Stored items from a collection:
——
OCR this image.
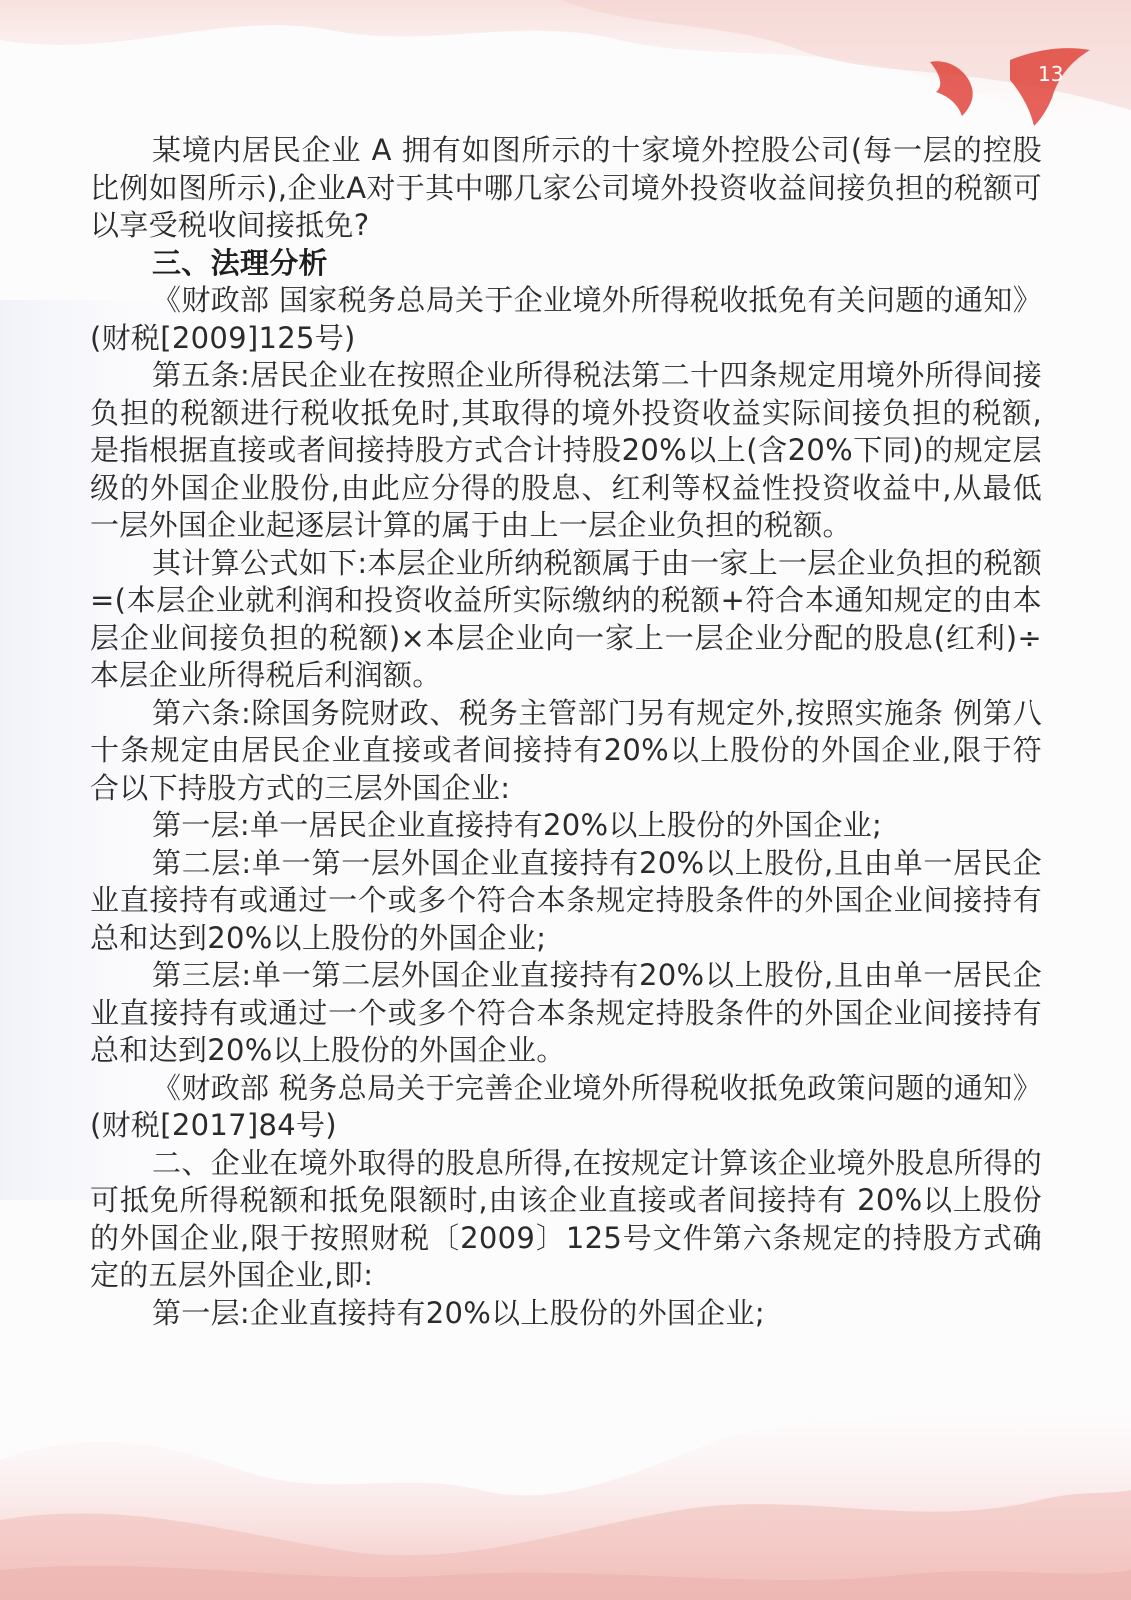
13

某境内居民企业 A 拥有如图所示的十家境外控股公司(每一层的控股比例如图所示),企业A对于其中哪几家公司境外投资收益间接负担的税额可以享受税收间接抵免?

三、法理分析

《财政部 国家税务总局关于企业境外所得税收抵免有关问题的通知》(财税[2009]125号)

第五条:居民企业在按照企业所得税法第二十四条规定用境外所得间接负担的税额进行税收抵免时,其取得的境外投资收益实际间接负担的税额,是指根据直接或者间接持股方式合计持股20%以上(含20%下同)的规定层级的外国企业股份,由此应分得的股息、红利等权益性投资收益中,从最低一层外国企业起逐层计算的属于由上一层企业负担的税额。

其计算公式如下:本层企业所纳税额属于由一家上一层企业负担的税额=(本层企业就利润和投资收益所实际缴纳的税额+符合本通知规定的由本层企业间接负担的税额)×本层企业向一家上一层企业分配的股息(红利)÷本层企业所得税后利润额。

第六条:除国务院财政、税务主管部门另有规定外,按照实施条 例第八十条规定由居民企业直接或者间接持有20%以上股份的外国企业,限于符合以下持股方式的三层外国企业:

第一层:单一居民企业直接持有20%以上股份的外国企业;

第二层:单一第一层外国企业直接持有20%以上股份,且由单一居民企业直接持有或通过一个或多个符合本条规定持股条件的外国企业间接持有总和达到20%以上股份的外国企业;

第三层:单一第二层外国企业直接持有20%以上股份,且由单一居民企业直接持有或通过一个或多个符合本条规定持股条件的外国企业间接持有总和达到20%以上股份的外国企业。

《财政部 税务总局关于完善企业境外所得税收抵免政策问题的通知》(财税[2017]84号)

二、企业在境外取得的股息所得,在按规定计算该企业境外股息所得的可抵免所得税额和抵免限额时,由该企业直接或者间接持有 20%以上股份的外国企业,限于按照财税〔2009〕125号文件第六条规定的持股方式确定的五层外国企业,即:

第一层:企业直接持有20%以上股份的外国企业;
——
## To be done
Restate the whole of the material word for word without the pictures.

## The answer
OCR this image.
13

某境内居民企业 A 拥有如图所示的十家境外控股公司(每一层的控股比例如图所示),企业A对于其中哪几家公司境外投资收益间接负担的税额可以享受税收间接抵免?

三、法理分析

《财政部 国家税务总局关于企业境外所得税收抵免有关问题的通知》(财税[2009]125号)

第五条:居民企业在按照企业所得税法第二十四条规定用境外所得间接负担的税额进行税收抵免时,其取得的境外投资收益实际间接负担的税额,是指根据直接或者间接持股方式合计持股20%以上(含20%下同)的规定层级的外国企业股份,由此应分得的股息、红利等权益性投资收益中,从最低一层外国企业起逐层计算的属于由上一层企业负担的税额。

其计算公式如下:本层企业所纳税额属于由一家上一层企业负担的税额=(本层企业就利润和投资收益所实际缴纳的税额+符合本通知规定的由本层企业间接负担的税额)×本层企业向一家上一层企业分配的股息(红利)÷本层企业所得税后利润额。

第六条:除国务院财政、税务主管部门另有规定外,按照实施条 例第八十条规定由居民企业直接或者间接持有20%以上股份的外国企业,限于符合以下持股方式的三层外国企业:

第一层:单一居民企业直接持有20%以上股份的外国企业;

第二层:单一第一层外国企业直接持有20%以上股份,且由单一居民企业直接持有或通过一个或多个符合本条规定持股条件的外国企业间接持有总和达到20%以上股份的外国企业;

第三层:单一第二层外国企业直接持有20%以上股份,且由单一居民企业直接持有或通过一个或多个符合本条规定持股条件的外国企业间接持有总和达到20%以上股份的外国企业。

《财政部 税务总局关于完善企业境外所得税收抵免政策问题的通知》(财税[2017]84号)

二、企业在境外取得的股息所得,在按规定计算该企业境外股息所得的可抵免所得税额和抵免限额时,由该企业直接或者间接持有 20%以上股份的外国企业,限于按照财税〔2009〕125号文件第六条规定的持股方式确定的五层外国企业,即:

第一层:企业直接持有20%以上股份的外国企业;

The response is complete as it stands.